- Extrait source -
Référence : 2008 CF 1369

[TRADUCTION FRANÇAISE]
ENTRE :

LE CONSEILLER ALBERT DEAN LAFOND et

LE CONSEILLER CLIFF TAWPISIN, JR

demandeurs

et

 

LE CHEF GILBERT LEDOUX, MCKERCHER LLP,

EMERY JAMIESON LLP et MYERS NORRIS PENNY LLP

intimés

 

MOTIFS DE L’ORDONNANCE

LE JUGE PHELAN

 

I.  APERÇU

  • [1] Les requêtes dont la Cour est saisie sont des procédures interreliées et, par conséquent, il est plus efficace d’émettre un seul ensemble de motifs assortis d’ordonnances précises à l’égard de chaque requête.

 

  • [2] Les requêtes sont les suivantes :

a) la requête des demandeurs visant à obliger les intimés à produire certains documents conformément aux règles 317 et 318;

b) la requête des intimés, McKercher LLP, Emery Jamieson LLP et Myers Norris Penny LLP, visant à radier la demande de contrôle judiciaire à leur encontre pour défaut de compétence;

c) la requête en radiation de l'intimé, le chef Gilbert Ledoux, pour des motifs semblables.

 

  • [3] Compte tenu de la nature de ce litige et de la nécessité de le gérer de façon ordonnée, la Cour rendra une ordonnance pour que l’instance soit gérée à titre « d’instance à gestion spéciale » (procédure parfois appelée « gestion de l’instance »).

 

  • [4] Une ordonnance du juge Campbell a expressément exigé que l'audition des questions relatives aux règles 317 et 318 se fasse après que la Cour ait eu la possibilité d’examiner les documents en cause. Ces documents ont été fournis à la Cour à titre confidentiel et ont fait l’objet d’un examen au même titre.

 

II.  CONTEXTE

  • [5] Les demandeurs, soit deux conseillers de bande de la Nation crie de Muskeg Lake (la bande), ont présenté une demande de contrôle judiciaire à l’endroit d’un vote des membres de la bande et ont demandé un redressement sous forme d’une ordonnance annulant ce vote, qui s’est tenu entre le 19 et le 27 septembre 2008. Le vote en question portait sur la proposition de permettre l’établissement de certains commerces (dont une franchise Tim Hortons et un centre de financement de la Banque Royale du Canada) sur les terres de la bande. Cette proposition avait été rejeté lors du premier vote.

 

  • [6] Les demandeurs allèguent que l'intimé, le chef Gilbert Ledoux, agissant sans l’approbation du Conseil et de concert avec des consultants, a établi une procédure de vote et a procédé à un « nouveau vote » sur la même question, avec l’aide des autres intimés. C’est ce nouveau vote, apparemment en faveur de la proposition d’affaires susmentionnée, qui fait l’objet du présent contrôle judiciaire.

 

  • [7] Les autres intimés sont deux cabinets d’avocats, soit McKercher LLP et Emery Jamieson LLP, et un cabinet comptable, Myers Norris Penny LLP. Le cabinet McKercher LLP est décrit comme un avocat de la bande et, à ce titre, a fourni des conseils juridiques et d’autres services d’aide pour les votes tenus au nom du Comité consultatif sur les terres de Muskeg Lake (le Comité). L’autre cabinet d’avocats a apparemment été retenu pour aider McKercher LLP, et le cabinet comptable a été retenu par la bande ou le Comité, ou pour son compte par McKercher LLP, pour compiler les résultats du nouveau vote.

- Consignes de l'exercice -
**1.** Traduisez en anglais la phrase suivante de l'extrait ci-dessus : « Ces documents ont été fournis à la Cour à titre confidentiel et ont fait l’objet d’un examen au même titre. »
**2.** D'après l'extrait ci-dessus, entre quelles dates le vote visé par la demande de contrôle judiciaire s'est-il tenu ?

- Documents fournis -
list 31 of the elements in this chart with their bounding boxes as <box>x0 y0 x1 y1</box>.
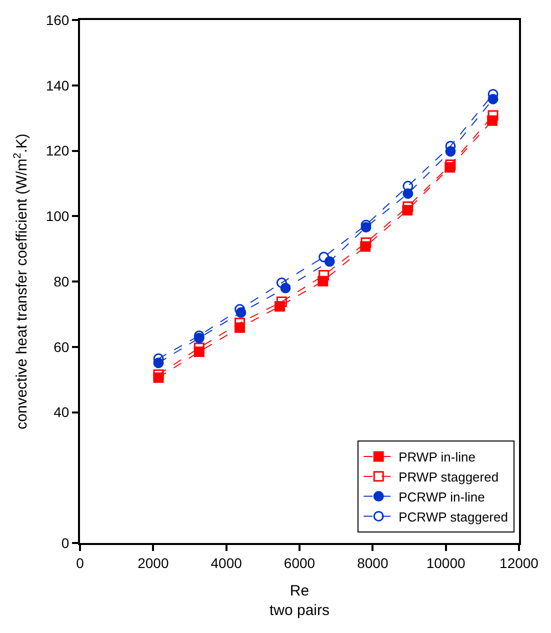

- Corrigé -
**1.** These documents were provided to the Court on a confidential basis and were reviewed on the same basis.

**2.** Entre le 19 et le 27 septembre 2008.